▶ **Element and coordinate records**:
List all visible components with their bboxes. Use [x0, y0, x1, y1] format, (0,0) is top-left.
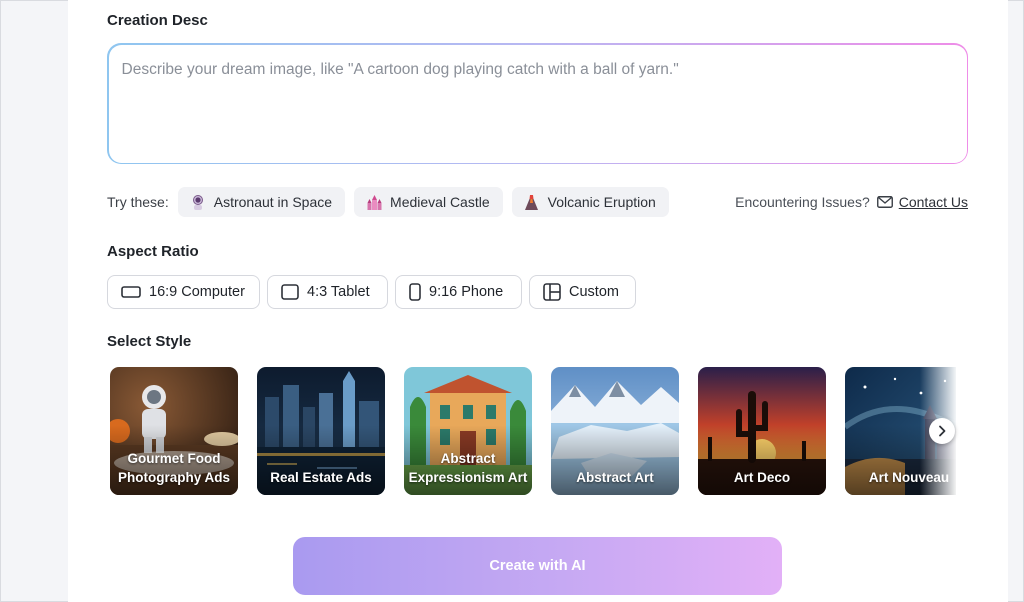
aspect-ratio-title: Aspect Ratio — [107, 243, 199, 260]
try-these-label: Try these: — [107, 194, 169, 210]
caption-line-1: Abstract Art — [576, 470, 654, 485]
try-these-row: Try these: Astronaut in Space Medieval C… — [107, 187, 678, 217]
portrait-rect-icon — [409, 283, 421, 301]
layout-grid-icon — [543, 283, 561, 301]
caption-line-1: Art Deco — [733, 470, 791, 485]
carousel-next-button[interactable] — [929, 418, 955, 444]
description-placeholder[interactable]: Describe your dream image, like "A carto… — [108, 44, 967, 163]
style-caption: Art Deco — [698, 468, 826, 487]
ratio-label: 16:9 Computer — [149, 284, 245, 300]
castle-icon — [366, 194, 382, 210]
mail-icon — [876, 196, 893, 208]
caption-line-1: Real Estate Ads — [270, 470, 372, 485]
issues-text: Encountering Issues? — [735, 194, 870, 210]
caption-line-1: Gourmet Food — [127, 451, 221, 466]
style-tile-abstract-expressionism[interactable]: Abstract Expressionism Art — [404, 367, 532, 495]
style-tile-real-estate-ads[interactable]: Real Estate Ads — [257, 367, 385, 495]
chip-medieval-castle[interactable]: Medieval Castle — [354, 187, 503, 217]
aspect-ratio-options: 16:9 Computer 4:3 Tablet 9:16 Phone Cust… — [107, 275, 643, 309]
style-tile-abstract-art[interactable]: Abstract Art — [551, 367, 679, 495]
contact-us-link[interactable]: Contact Us — [899, 194, 968, 210]
caption-line-1: Abstract — [440, 451, 496, 466]
caption-line-2: Expressionism Art — [408, 470, 528, 485]
description-input[interactable]: Describe your dream image, like "A carto… — [107, 43, 968, 164]
chevron-right-icon — [937, 425, 947, 437]
chip-label: Astronaut in Space — [213, 194, 333, 210]
ratio-4-3-button[interactable]: 4:3 Tablet — [267, 275, 388, 309]
create-with-ai-button[interactable]: Create with AI — [293, 537, 782, 595]
select-style-title: Select Style — [107, 333, 192, 350]
style-caption: Abstract Expressionism Art — [404, 449, 532, 487]
style-caption: Abstract Art — [551, 468, 679, 487]
ratio-9-16-button[interactable]: 9:16 Phone — [395, 275, 522, 309]
chip-volcanic-eruption[interactable]: Volcanic Eruption — [511, 187, 669, 217]
style-caption: Real Estate Ads — [257, 468, 385, 487]
chip-astronaut-in-space[interactable]: Astronaut in Space — [177, 187, 346, 217]
creation-desc-title: Creation Desc — [107, 12, 208, 29]
ratio-label: Custom — [569, 284, 619, 300]
astronaut-icon — [190, 194, 206, 210]
style-tile-art-deco[interactable]: Art Deco — [698, 367, 826, 495]
ratio-label: 9:16 Phone — [429, 284, 504, 300]
ratio-16-9-button[interactable]: 16:9 Computer — [107, 275, 260, 309]
square-rect-icon — [281, 284, 299, 300]
style-carousel: Gourmet Food Photography Ads Real Estate… — [110, 367, 956, 495]
caption-line-2: Photography Ads — [117, 470, 230, 485]
ratio-label: 4:3 Tablet — [307, 284, 370, 300]
style-tile-gourmet-food[interactable]: Gourmet Food Photography Ads — [110, 367, 238, 495]
chip-label: Volcanic Eruption — [547, 194, 656, 210]
landscape-rect-icon — [121, 285, 141, 299]
style-caption: Gourmet Food Photography Ads — [110, 449, 238, 487]
ratio-custom-button[interactable]: Custom — [529, 275, 636, 309]
chip-label: Medieval Castle — [390, 194, 490, 210]
issues-row: Encountering Issues? Contact Us — [735, 187, 968, 217]
volcano-icon — [524, 194, 540, 210]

▶ **What to do**:
Recast the lines from the one containing "aspect-ratio-title: Aspect Ratio" through the one containing "style-tile-real-estate-ads[interactable]: Real Estate" as a numbered list, leaving out any blank lines.

▶ **Full solution**:
1. aspect-ratio-title: Aspect Ratio — [107, 243, 199, 260]
2. try-these-label: Try these: — [107, 194, 169, 210]
3. caption-line-1: Abstract Art — [576, 470, 654, 485]
4. try-these-row: Try these: Astronaut in Space Medieval C… — [107, 187, 678, 217]
5. portrait-rect-icon — [409, 283, 421, 301]
6. layout-grid-icon — [543, 283, 561, 301]
7. caption-line-1: Art Deco — [733, 470, 791, 485]
8. carousel-next-button[interactable] — [929, 418, 955, 444]
9. description-placeholder[interactable]: Describe your dream image, like "A carto… — [108, 44, 967, 163]
10. style-caption: Art Deco — [698, 468, 826, 487]
11. ratio-label: 16:9 Computer — [149, 284, 245, 300]
12. castle-icon — [366, 194, 382, 210]
13. mail-icon — [876, 196, 893, 208]
14. caption-line-1: Real Estate Ads — [270, 470, 372, 485]
15. issues-text: Encountering Issues? — [735, 194, 870, 210]
16. caption-line-1: Gourmet Food — [127, 451, 221, 466]
17. style-tile-abstract-expressionism[interactable]: Abstract Expressionism Art — [404, 367, 532, 495]
18. style-tile-real-estate-ads[interactable]: Real Estate Ads — [257, 367, 385, 495]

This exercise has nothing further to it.